─── Supplied entries

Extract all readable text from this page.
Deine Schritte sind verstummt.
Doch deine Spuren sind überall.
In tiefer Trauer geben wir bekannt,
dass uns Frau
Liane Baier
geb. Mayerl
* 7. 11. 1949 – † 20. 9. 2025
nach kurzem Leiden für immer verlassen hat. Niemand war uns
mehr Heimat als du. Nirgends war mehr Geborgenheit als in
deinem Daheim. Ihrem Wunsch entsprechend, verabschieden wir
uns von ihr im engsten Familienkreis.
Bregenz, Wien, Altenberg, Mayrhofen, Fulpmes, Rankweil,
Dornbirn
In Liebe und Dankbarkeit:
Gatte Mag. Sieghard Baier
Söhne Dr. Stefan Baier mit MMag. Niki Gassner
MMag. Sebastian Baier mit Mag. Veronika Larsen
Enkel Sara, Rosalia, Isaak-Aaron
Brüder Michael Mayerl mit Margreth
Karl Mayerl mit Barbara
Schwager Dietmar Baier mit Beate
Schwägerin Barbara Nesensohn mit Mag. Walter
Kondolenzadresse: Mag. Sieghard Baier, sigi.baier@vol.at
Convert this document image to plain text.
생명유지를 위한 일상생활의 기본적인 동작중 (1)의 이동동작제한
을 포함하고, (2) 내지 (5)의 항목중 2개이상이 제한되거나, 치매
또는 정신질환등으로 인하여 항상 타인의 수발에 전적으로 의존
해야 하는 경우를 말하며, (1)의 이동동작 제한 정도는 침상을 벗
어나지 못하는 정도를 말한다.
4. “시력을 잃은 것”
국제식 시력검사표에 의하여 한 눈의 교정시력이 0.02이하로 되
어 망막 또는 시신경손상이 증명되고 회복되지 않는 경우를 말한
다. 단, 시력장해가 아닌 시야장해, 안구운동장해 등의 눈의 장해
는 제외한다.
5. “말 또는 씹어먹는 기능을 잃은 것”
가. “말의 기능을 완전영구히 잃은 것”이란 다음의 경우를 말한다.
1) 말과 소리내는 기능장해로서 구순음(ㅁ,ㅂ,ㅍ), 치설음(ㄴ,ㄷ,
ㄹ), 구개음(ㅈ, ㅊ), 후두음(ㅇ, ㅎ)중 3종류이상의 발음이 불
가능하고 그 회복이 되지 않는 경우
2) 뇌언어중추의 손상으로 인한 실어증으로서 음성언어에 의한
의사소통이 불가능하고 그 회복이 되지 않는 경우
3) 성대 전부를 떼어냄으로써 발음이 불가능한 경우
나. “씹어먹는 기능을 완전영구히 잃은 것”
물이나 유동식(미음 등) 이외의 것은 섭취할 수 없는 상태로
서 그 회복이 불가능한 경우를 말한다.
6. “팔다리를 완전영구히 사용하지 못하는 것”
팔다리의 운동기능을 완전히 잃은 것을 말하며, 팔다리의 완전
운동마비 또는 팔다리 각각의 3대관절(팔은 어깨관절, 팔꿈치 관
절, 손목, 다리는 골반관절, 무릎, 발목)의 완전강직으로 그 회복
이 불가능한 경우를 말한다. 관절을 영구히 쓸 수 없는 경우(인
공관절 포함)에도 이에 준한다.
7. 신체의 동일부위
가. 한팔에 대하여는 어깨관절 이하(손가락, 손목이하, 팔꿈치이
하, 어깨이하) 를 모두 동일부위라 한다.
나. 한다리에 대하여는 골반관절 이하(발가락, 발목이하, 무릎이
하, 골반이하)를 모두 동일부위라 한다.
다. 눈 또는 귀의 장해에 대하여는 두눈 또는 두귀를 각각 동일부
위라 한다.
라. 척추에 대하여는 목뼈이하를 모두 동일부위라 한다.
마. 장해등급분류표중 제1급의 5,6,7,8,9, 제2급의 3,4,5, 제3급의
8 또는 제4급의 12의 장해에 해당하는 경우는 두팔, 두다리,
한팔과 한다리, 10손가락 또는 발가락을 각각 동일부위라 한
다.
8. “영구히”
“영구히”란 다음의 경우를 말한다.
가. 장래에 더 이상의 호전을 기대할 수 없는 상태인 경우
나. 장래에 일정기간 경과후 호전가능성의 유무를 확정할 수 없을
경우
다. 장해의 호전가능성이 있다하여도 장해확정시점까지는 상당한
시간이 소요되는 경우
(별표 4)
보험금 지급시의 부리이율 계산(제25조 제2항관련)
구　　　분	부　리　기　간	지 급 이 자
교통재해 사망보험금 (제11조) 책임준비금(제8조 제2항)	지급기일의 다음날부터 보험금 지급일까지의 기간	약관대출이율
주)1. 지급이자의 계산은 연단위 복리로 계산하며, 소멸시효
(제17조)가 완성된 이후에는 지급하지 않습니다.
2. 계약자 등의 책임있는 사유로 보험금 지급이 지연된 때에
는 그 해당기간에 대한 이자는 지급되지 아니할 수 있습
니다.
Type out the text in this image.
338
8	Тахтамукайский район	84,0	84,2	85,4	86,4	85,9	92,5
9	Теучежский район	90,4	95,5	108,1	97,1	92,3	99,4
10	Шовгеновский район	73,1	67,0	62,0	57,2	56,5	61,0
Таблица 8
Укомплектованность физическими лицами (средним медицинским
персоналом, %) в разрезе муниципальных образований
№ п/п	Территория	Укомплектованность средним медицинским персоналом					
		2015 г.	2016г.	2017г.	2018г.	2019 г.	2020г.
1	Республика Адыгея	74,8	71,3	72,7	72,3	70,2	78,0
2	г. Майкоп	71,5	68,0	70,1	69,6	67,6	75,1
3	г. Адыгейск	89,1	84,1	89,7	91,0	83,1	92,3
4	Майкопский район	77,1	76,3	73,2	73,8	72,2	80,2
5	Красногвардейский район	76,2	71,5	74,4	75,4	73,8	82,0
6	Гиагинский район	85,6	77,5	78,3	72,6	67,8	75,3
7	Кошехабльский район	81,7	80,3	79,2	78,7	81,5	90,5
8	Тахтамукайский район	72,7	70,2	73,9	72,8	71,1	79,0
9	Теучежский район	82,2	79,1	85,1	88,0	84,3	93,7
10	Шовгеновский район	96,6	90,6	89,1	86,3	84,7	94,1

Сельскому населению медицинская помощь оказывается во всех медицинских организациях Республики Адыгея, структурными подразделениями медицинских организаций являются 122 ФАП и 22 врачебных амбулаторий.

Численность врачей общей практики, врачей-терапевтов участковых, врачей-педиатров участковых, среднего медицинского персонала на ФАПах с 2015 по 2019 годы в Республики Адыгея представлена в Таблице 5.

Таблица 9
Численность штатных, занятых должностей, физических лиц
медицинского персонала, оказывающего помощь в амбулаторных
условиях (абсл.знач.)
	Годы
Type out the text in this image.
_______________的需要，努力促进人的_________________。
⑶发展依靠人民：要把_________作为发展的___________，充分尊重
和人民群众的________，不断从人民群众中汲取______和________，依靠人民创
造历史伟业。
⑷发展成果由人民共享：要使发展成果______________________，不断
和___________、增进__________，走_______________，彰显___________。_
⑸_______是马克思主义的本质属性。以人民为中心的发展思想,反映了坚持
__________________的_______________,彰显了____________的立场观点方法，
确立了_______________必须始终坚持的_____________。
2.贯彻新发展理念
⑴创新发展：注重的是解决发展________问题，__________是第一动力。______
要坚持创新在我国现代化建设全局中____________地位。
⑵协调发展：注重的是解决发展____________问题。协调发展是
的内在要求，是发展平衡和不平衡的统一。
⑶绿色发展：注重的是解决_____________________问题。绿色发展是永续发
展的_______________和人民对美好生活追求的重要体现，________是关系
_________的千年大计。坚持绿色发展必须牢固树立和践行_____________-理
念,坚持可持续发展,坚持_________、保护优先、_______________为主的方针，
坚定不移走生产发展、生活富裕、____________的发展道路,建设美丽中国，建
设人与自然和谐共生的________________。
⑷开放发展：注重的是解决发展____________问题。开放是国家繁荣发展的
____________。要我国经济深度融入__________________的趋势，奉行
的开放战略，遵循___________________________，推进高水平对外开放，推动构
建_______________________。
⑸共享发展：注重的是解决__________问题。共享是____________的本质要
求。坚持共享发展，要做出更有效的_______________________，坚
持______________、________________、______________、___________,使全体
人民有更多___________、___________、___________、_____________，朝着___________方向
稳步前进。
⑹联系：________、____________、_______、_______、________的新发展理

──────

Written request:
Using the records above, copy every line that has the word "text" in it.

Exercise output:
Extract all readable text from this page.
Convert this document image to plain text.
Type out the text in this image.
Type out the text in this image.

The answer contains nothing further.